**Dataset extract:**
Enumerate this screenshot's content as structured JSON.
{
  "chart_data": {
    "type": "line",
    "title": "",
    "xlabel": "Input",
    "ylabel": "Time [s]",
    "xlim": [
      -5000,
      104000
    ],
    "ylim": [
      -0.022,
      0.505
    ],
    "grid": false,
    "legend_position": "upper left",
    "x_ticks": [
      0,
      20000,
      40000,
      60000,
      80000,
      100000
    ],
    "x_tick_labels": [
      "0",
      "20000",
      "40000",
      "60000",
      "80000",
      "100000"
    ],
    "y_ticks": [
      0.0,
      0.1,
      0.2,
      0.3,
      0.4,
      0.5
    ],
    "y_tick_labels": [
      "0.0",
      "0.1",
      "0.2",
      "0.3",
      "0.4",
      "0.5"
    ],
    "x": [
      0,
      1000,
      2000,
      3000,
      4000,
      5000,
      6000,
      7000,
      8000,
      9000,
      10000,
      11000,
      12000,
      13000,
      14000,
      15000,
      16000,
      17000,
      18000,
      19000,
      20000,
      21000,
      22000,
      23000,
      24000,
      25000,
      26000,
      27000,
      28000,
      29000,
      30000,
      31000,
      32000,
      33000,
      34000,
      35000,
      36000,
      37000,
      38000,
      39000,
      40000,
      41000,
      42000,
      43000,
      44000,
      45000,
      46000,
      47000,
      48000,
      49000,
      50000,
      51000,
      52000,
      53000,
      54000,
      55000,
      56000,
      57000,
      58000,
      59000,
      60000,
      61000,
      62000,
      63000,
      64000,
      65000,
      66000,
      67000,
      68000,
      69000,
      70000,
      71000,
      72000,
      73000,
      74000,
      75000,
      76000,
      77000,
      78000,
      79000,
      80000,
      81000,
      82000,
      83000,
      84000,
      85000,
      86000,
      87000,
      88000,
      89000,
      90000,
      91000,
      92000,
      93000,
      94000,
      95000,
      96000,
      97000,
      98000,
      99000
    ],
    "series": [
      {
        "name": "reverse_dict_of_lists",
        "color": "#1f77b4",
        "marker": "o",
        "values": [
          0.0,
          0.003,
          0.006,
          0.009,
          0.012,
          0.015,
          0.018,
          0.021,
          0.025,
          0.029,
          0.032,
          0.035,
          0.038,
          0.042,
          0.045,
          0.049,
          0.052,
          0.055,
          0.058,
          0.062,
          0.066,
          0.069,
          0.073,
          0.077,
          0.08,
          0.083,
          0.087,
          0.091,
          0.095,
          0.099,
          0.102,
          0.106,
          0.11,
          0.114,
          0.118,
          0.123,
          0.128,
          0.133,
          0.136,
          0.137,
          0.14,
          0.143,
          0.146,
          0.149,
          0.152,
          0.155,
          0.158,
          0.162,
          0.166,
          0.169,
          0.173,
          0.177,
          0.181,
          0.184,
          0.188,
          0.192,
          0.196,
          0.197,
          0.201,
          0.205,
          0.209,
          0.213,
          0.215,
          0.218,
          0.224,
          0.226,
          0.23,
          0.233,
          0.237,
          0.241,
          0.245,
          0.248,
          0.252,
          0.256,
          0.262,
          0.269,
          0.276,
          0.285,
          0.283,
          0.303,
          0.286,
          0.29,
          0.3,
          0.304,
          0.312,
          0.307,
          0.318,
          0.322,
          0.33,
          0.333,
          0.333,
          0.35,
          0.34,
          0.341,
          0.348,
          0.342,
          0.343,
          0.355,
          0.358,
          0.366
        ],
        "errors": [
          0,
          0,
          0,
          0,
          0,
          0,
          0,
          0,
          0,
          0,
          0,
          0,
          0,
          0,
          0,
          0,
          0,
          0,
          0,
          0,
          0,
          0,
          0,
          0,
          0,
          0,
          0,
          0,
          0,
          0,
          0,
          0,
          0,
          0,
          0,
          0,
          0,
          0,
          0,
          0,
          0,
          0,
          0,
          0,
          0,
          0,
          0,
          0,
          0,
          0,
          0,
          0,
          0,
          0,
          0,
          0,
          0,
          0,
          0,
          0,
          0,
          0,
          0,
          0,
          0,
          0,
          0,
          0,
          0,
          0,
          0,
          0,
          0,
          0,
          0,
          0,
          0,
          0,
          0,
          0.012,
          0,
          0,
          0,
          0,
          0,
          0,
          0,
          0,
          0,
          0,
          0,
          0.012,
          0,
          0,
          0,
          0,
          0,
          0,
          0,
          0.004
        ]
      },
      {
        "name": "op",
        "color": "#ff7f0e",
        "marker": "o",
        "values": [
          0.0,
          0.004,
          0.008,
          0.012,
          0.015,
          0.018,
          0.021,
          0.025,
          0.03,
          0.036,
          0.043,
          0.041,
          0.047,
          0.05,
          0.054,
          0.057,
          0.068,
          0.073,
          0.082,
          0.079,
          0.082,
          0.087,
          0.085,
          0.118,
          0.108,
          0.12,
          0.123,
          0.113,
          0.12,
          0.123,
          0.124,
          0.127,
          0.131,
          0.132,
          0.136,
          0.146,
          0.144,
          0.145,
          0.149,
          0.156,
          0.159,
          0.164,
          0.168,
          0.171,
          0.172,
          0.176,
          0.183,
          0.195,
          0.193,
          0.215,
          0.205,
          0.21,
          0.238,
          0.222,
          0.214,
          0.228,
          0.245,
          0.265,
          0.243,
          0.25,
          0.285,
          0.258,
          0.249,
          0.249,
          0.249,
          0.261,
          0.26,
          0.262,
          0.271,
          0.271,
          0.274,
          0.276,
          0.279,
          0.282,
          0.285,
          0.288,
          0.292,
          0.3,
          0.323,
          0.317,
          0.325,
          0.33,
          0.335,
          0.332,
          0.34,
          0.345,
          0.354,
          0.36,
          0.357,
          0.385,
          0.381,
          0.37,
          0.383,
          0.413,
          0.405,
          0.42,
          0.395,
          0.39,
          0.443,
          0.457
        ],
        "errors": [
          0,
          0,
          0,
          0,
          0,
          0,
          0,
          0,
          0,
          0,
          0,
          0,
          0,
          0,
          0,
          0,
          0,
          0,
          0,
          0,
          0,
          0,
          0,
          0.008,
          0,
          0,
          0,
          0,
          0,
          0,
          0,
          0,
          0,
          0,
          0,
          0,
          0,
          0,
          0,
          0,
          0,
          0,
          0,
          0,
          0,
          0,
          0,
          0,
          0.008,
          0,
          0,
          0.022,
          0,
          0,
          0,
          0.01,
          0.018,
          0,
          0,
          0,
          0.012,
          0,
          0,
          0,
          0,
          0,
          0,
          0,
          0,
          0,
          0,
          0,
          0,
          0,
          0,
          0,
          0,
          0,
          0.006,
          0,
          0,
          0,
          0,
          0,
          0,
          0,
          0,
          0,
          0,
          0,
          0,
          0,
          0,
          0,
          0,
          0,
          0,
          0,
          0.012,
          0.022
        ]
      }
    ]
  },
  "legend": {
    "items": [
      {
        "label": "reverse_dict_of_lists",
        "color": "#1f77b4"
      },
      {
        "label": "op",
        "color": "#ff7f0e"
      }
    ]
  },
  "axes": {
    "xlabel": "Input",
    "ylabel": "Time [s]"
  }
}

**What needs to be done:** Repeat all the entries word for word.

**Written solution:**
Enumerate this screenshot's content as structured JSON.
{
  "chart_data": {
    "type": "line",
    "title": "",
    "xlabel": "Input",
    "ylabel": "Time [s]",
    "xlim": [
      -5000,
      104000
    ],
    "ylim": [
      -0.022,
      0.505
    ],
    "grid": false,
    "legend_position": "upper left",
    "x_ticks": [
      0,
      20000,
      40000,
      60000,
      80000,
      100000
    ],
    "x_tick_labels": [
      "0",
      "20000",
      "40000",
      "60000",
      "80000",
      "100000"
    ],
    "y_ticks": [
      0.0,
      0.1,
      0.2,
      0.3,
      0.4,
      0.5
    ],
    "y_tick_labels": [
      "0.0",
      "0.1",
      "0.2",
      "0.3",
      "0.4",
      "0.5"
    ],
    "x": [
      0,
      1000,
      2000,
      3000,
      4000,
      5000,
      6000,
      7000,
      8000,
      9000,
      10000,
      11000,
      12000,
      13000,
      14000,
      15000,
      16000,
      17000,
      18000,
      19000,
      20000,
      21000,
      22000,
      23000,
      24000,
      25000,
      26000,
      27000,
      28000,
      29000,
      30000,
      31000,
      32000,
      33000,
      34000,
      35000,
      36000,
      37000,
      38000,
      39000,
      40000,
      41000,
      42000,
      43000,
      44000,
      45000,
      46000,
      47000,
      48000,
      49000,
      50000,
      51000,
      52000,
      53000,
      54000,
      55000,
      56000,
      57000,
      58000,
      59000,
      60000,
      61000,
      62000,
      63000,
      64000,
      65000,
      66000,
      67000,
      68000,
      69000,
      70000,
      71000,
      72000,
      73000,
      74000,
      75000,
      76000,
      77000,
      78000,
      79000,
      80000,
      81000,
      82000,
      83000,
      84000,
      85000,
      86000,
      87000,
      88000,
      89000,
      90000,
      91000,
      92000,
      93000,
      94000,
      95000,
      96000,
      97000,
      98000,
      99000
    ],
    "series": [
      {
        "name": "reverse_dict_of_lists",
        "color": "#1f77b4",
        "marker": "o",
        "values": [
          0.0,
          0.003,
          0.006,
          0.009,
          0.012,
          0.015,
          0.018,
          0.021,
          0.025,
          0.029,
          0.032,
          0.035,
          0.038,
          0.042,
          0.045,
          0.049,
          0.052,
          0.055,
          0.058,
          0.062,
          0.066,
          0.069,
          0.073,
          0.077,
          0.08,
          0.083,
          0.087,
          0.091,
          0.095,
          0.099,
          0.102,
          0.106,
          0.11,
          0.114,
          0.118,
          0.123,
          0.128,
          0.133,
          0.136,
          0.137,
          0.14,
          0.143,
          0.146,
          0.149,
          0.152,
          0.155,
          0.158,
          0.162,
          0.166,
          0.169,
          0.173,
          0.177,
          0.181,
          0.184,
          0.188,
          0.192,
          0.196,
          0.197,
          0.201,
          0.205,
          0.209,
          0.213,
          0.215,
          0.218,
          0.224,
          0.226,
          0.23,
          0.233,
          0.237,
          0.241,
          0.245,
          0.248,
          0.252,
          0.256,
          0.262,
          0.269,
          0.276,
          0.285,
          0.283,
          0.303,
          0.286,
          0.29,
          0.3,
          0.304,
          0.312,
          0.307,
          0.318,
          0.322,
          0.33,
          0.333,
          0.333,
          0.35,
          0.34,
          0.341,
          0.348,
          0.342,
          0.343,
          0.355,
          0.358,
          0.366
        ],
        "errors": [
          0,
          0,
          0,
          0,
          0,
          0,
          0,
          0,
          0,
          0,
          0,
          0,
          0,
          0,
          0,
          0,
          0,
          0,
          0,
          0,
          0,
          0,
          0,
          0,
          0,
          0,
          0,
          0,
          0,
          0,
          0,
          0,
          0,
          0,
          0,
          0,
          0,
          0,
          0,
          0,
          0,
          0,
          0,
          0,
          0,
          0,
          0,
          0,
          0,
          0,
          0,
          0,
          0,
          0,
          0,
          0,
          0,
          0,
          0,
          0,
          0,
          0,
          0,
          0,
          0,
          0,
          0,
          0,
          0,
          0,
          0,
          0,
          0,
          0,
          0,
          0,
          0,
          0,
          0,
          0.012,
          0,
          0,
          0,
          0,
          0,
          0,
          0,
          0,
          0,
          0,
          0,
          0.012,
          0,
          0,
          0,
          0,
          0,
          0,
          0,
          0.004
        ]
      },
      {
        "name": "op",
        "color": "#ff7f0e",
        "marker": "o",
        "values": [
          0.0,
          0.004,
          0.008,
          0.012,
          0.015,
          0.018,
          0.021,
          0.025,
          0.03,
          0.036,
          0.043,
          0.041,
          0.047,
          0.05,
          0.054,
          0.057,
          0.068,
          0.073,
          0.082,
          0.079,
          0.082,
          0.087,
          0.085,
          0.118,
          0.108,
          0.12,
          0.123,
          0.113,
          0.12,
          0.123,
          0.124,
          0.127,
          0.131,
          0.132,
          0.136,
          0.146,
          0.144,
          0.145,
          0.149,
          0.156,
          0.159,
          0.164,
          0.168,
          0.171,
          0.172,
          0.176,
          0.183,
          0.195,
          0.193,
          0.215,
          0.205,
          0.21,
          0.238,
          0.222,
          0.214,
          0.228,
          0.245,
          0.265,
          0.243,
          0.25,
          0.285,
          0.258,
          0.249,
          0.249,
          0.249,
          0.261,
          0.26,
          0.262,
          0.271,
          0.271,
          0.274,
          0.276,
          0.279,
          0.282,
          0.285,
          0.288,
          0.292,
          0.3,
          0.323,
          0.317,
          0.325,
          0.33,
          0.335,
          0.332,
          0.34,
          0.345,
          0.354,
          0.36,
          0.357,
          0.385,
          0.381,
          0.37,
          0.383,
          0.413,
          0.405,
          0.42,
          0.395,
          0.39,
          0.443,
          0.457
        ],
        "errors": [
          0,
          0,
          0,
          0,
          0,
          0,
          0,
          0,
          0,
          0,
          0,
          0,
          0,
          0,
          0,
          0,
          0,
          0,
          0,
          0,
          0,
          0,
          0,
          0.008,
          0,
          0,
          0,
          0,
          0,
          0,
          0,
          0,
          0,
          0,
          0,
          0,
          0,
          0,
          0,
          0,
          0,
          0,
          0,
          0,
          0,
          0,
          0,
          0,
          0.008,
          0,
          0,
          0.022,
          0,
          0,
          0,
          0.01,
          0.018,
          0,
          0,
          0,
          0.012,
          0,
          0,
          0,
          0,
          0,
          0,
          0,
          0,
          0,
          0,
          0,
          0,
          0,
          0,
          0,
          0,
          0,
          0.006,
          0,
          0,
          0,
          0,
          0,
          0,
          0,
          0,
          0,
          0,
          0,
          0,
          0,
          0,
          0,
          0,
          0,
          0,
          0,
          0.012,
          0.022
        ]
      }
    ]
  },
  "legend": {
    "items": [
      {
        "label": "reverse_dict_of_lists",
        "color": "#1f77b4"
      },
      {
        "label": "op",
        "color": "#ff7f0e"
      }
    ]
  },
  "axes": {
    "xlabel": "Input",
    "ylabel": "Time [s]"
  }
}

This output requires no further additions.